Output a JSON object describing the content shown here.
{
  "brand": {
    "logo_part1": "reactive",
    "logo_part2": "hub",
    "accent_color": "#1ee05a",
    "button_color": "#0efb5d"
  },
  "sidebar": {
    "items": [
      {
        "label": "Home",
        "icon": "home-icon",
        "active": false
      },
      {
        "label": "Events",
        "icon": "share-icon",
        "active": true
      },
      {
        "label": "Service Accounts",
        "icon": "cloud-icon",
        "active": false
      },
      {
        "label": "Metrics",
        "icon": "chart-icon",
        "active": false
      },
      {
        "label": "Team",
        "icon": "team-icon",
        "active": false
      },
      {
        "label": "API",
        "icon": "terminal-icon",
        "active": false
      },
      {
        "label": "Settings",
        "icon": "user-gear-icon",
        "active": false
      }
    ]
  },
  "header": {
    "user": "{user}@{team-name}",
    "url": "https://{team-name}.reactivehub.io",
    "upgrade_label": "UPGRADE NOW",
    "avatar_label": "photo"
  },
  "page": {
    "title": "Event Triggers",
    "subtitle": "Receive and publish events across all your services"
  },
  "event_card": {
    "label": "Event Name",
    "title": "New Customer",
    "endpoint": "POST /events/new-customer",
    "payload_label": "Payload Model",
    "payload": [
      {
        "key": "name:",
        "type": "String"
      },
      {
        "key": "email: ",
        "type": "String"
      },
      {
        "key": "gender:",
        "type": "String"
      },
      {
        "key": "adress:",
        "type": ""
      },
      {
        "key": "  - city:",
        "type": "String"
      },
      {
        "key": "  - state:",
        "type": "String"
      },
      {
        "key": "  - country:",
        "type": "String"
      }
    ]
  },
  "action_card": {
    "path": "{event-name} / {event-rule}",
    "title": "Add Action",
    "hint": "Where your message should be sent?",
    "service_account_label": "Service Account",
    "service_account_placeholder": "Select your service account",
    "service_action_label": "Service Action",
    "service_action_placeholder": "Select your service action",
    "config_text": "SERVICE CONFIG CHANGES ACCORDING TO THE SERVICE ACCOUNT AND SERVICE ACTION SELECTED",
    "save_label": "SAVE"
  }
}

Written task> Repeat back the data above, exact to the last character.

Solution to this task>
Output a JSON object describing the content shown here.
{
  "brand": {
    "logo_part1": "reactive",
    "logo_part2": "hub",
    "accent_color": "#1ee05a",
    "button_color": "#0efb5d"
  },
  "sidebar": {
    "items": [
      {
        "label": "Home",
        "icon": "home-icon",
        "active": false
      },
      {
        "label": "Events",
        "icon": "share-icon",
        "active": true
      },
      {
        "label": "Service Accounts",
        "icon": "cloud-icon",
        "active": false
      },
      {
        "label": "Metrics",
        "icon": "chart-icon",
        "active": false
      },
      {
        "label": "Team",
        "icon": "team-icon",
        "active": false
      },
      {
        "label": "API",
        "icon": "terminal-icon",
        "active": false
      },
      {
        "label": "Settings",
        "icon": "user-gear-icon",
        "active": false
      }
    ]
  },
  "header": {
    "user": "{user}@{team-name}",
    "url": "https://{team-name}.reactivehub.io",
    "upgrade_label": "UPGRADE NOW",
    "avatar_label": "photo"
  },
  "page": {
    "title": "Event Triggers",
    "subtitle": "Receive and publish events across all your services"
  },
  "event_card": {
    "label": "Event Name",
    "title": "New Customer",
    "endpoint": "POST /events/new-customer",
    "payload_label": "Payload Model",
    "payload": [
      {
        "key": "name:",
        "type": "String"
      },
      {
        "key": "email: ",
        "type": "String"
      },
      {
        "key": "gender:",
        "type": "String"
      },
      {
        "key": "adress:",
        "type": ""
      },
      {
        "key": "  - city:",
        "type": "String"
      },
      {
        "key": "  - state:",
        "type": "String"
      },
      {
        "key": "  - country:",
        "type": "String"
      }
    ]
  },
  "action_card": {
    "path": "{event-name} / {event-rule}",
    "title": "Add Action",
    "hint": "Where your message should be sent?",
    "service_account_label": "Service Account",
    "service_account_placeholder": "Select your service account",
    "service_action_label": "Service Action",
    "service_action_placeholder": "Select your service action",
    "config_text": "SERVICE CONFIG CHANGES ACCORDING TO THE SERVICE ACCOUNT AND SERVICE ACTION SELECTED",
    "save_label": "SAVE"
  }
}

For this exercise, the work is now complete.